_Dokument źródłowy:_
◇ ◇ ◇ ◇

– Jak tak można żerować na ludzkiej krzywdzie – pyta zniesmaczona mieszkanka Stalowej Woli. Przy pogrzebie jej bliskiego na cmentarzu parafialnym w Rozwadowie nie otwarto bramy nekropolii. Rodzina nie chciała się zgodzić na zapłacenie darowizny, m.in. na ogrodzenie cmentarza. A nie jest to jedyna opłata, jaką niedawno wprowadzono lub podniesiono na rozwadowskiej nekropolii. Wokół tematu cmentarnych stawek i pogrzebów przy zamkniętej bramie zapanowała grobowa cisza. Sprawy nie komentuje ani ks. Jan Folcik, proboszcz parafii pw. Matki Bożej Szkaplerznej w Rozwadowie, ani administrator cmentarza Dawid Skrzyński. Komentarza nie doczekaliśmy się również ze strony Kurii Diecezjalnej w Sandomierzu.

◇ ◇ ◇ ◇

_Materiał:_

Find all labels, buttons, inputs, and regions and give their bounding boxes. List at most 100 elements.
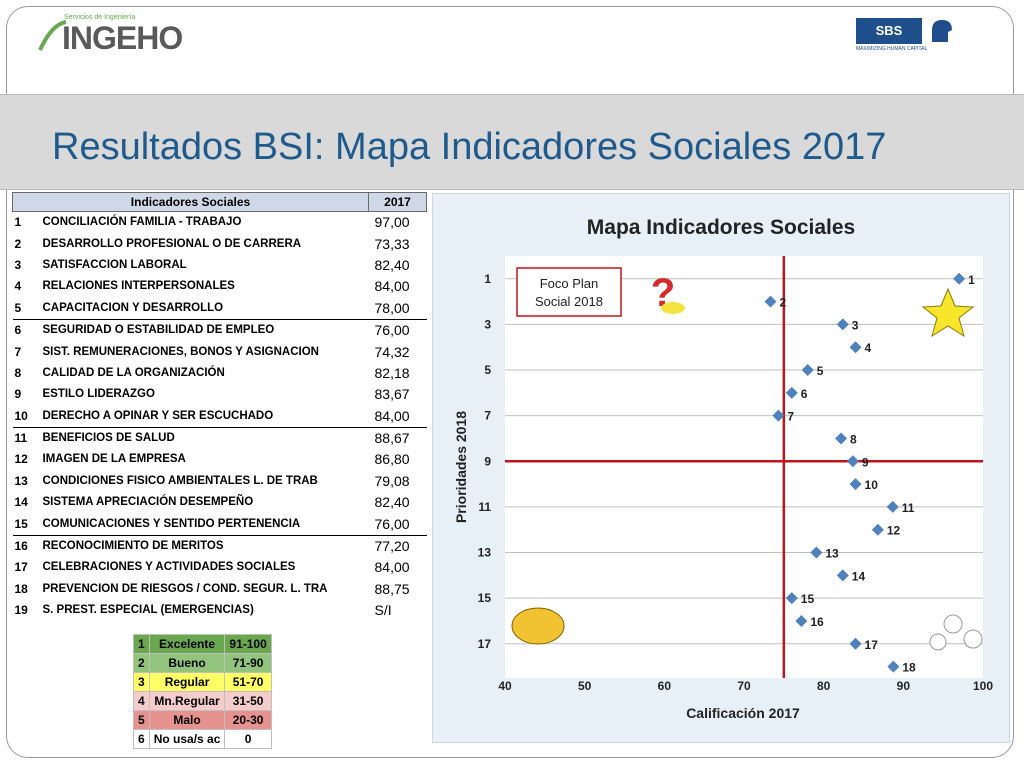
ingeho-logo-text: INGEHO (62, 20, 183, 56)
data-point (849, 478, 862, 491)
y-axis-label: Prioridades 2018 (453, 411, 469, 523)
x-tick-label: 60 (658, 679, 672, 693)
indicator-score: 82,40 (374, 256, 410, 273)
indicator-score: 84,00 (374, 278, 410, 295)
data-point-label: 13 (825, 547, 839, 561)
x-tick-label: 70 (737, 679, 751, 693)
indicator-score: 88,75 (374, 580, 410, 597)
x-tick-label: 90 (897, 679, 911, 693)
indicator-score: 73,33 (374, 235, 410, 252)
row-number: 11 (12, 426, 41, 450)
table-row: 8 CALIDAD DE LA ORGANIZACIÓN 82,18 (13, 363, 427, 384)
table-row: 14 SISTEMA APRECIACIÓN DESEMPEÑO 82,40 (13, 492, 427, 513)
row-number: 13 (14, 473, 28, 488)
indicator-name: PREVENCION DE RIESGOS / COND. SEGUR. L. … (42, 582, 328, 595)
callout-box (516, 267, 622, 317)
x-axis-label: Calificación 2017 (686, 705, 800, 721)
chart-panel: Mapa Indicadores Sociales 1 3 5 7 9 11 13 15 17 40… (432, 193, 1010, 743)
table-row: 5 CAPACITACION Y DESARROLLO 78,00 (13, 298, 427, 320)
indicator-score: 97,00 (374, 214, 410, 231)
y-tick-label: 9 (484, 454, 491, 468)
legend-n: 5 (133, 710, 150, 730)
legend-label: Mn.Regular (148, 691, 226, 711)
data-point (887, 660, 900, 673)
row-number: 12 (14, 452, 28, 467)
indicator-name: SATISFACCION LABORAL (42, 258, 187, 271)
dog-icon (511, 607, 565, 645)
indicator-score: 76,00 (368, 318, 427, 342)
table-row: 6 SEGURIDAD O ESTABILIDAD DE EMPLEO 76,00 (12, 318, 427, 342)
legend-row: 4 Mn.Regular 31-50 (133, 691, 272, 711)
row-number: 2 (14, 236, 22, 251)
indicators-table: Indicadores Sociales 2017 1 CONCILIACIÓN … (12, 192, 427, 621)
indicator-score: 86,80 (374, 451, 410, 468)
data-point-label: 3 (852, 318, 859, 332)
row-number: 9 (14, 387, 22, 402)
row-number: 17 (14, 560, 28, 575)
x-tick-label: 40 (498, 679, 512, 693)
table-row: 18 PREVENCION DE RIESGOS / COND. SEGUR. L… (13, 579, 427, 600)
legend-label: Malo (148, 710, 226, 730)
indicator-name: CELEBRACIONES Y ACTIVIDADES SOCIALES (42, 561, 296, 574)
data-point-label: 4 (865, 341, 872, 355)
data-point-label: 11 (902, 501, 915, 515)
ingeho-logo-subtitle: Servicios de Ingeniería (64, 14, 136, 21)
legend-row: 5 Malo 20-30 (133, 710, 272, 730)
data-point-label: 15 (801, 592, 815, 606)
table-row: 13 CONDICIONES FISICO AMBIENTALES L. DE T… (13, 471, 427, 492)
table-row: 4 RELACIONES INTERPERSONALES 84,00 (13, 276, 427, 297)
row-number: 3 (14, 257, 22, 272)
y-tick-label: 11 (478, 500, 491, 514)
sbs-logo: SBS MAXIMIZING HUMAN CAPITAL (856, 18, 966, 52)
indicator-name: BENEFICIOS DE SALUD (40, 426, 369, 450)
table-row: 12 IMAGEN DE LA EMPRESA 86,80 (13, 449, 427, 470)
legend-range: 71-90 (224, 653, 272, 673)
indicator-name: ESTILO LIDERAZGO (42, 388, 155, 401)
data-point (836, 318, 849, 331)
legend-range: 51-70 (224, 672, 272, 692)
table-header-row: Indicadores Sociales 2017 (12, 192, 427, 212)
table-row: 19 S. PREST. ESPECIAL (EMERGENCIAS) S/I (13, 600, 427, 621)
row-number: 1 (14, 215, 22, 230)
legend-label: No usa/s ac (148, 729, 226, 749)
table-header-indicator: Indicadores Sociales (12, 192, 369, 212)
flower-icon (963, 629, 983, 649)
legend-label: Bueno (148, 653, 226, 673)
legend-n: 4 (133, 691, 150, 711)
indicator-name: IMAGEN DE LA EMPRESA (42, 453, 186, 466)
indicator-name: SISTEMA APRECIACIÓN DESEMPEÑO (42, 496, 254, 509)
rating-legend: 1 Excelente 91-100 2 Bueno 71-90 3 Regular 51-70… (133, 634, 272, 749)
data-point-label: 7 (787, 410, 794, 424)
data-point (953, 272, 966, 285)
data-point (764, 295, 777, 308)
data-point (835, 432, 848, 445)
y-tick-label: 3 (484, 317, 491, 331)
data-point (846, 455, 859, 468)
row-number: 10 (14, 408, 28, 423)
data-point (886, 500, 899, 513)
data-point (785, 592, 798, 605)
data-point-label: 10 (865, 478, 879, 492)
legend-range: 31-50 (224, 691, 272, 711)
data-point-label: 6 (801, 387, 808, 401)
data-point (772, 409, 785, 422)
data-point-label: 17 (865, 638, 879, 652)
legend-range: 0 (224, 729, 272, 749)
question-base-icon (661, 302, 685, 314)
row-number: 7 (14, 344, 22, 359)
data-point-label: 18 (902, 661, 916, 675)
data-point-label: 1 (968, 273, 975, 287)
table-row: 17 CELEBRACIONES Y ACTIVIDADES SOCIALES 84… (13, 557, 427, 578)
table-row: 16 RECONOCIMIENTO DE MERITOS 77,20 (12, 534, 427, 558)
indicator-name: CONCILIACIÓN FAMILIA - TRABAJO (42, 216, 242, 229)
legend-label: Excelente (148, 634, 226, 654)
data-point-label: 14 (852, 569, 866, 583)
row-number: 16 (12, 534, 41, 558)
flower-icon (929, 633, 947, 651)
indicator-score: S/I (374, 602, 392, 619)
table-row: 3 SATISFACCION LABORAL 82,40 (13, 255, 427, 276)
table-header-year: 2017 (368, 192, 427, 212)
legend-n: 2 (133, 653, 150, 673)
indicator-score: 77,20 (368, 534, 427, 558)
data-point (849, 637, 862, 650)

◇ ◇ ◇ ◇

_Zadanie 1:_ Kto według tekstu o opłatach na cmentarzu w Rozwadowie jest proboszczem parafii pw. Matki Bożej Szkaplerznej w Rozwadowie?
_Zadanie 2:_ Napisz dalszy ciąg tekstu o opłatach na cmentarzu w Rozwadowie, zaczynając od miejsca, w którym się kończy.

_Odpowiedź 1:_ Ks. Jan Folcik.

_Odpowiedź 2:_
Śmierć, najstraszniejsze z nieszczęść, wcale nas nie dotyczy, bo gdy my istniejemy, śmierć jest nieobecna, a gdy tylko śmierć się pojawi, wtedy nas już nie ma – przekonywał starożytny filozof grecki Epikur. Nie nam rozstrzygać czy miał rację. Pewne jest natomiast, że śmierć jak najbardziej dotyczy bliskich osoby zmarłej, bo to u nich pojawia się poczucie pustki, smutek, zostają wspomnienia, zapisane rozmowy, wspólne zdjęcia. Niektórzy twierdzą nawet, że jedną z trudniejszych czynności po śmierci bliskiej osoby jest wykasowanie jej imienia z listy kontaktów w telefonie. Pozostają wreszcie doczesne szczątki, które z należytym szacunkiem należy pochować. A to już okazja na biznes. I to całkiem niezły.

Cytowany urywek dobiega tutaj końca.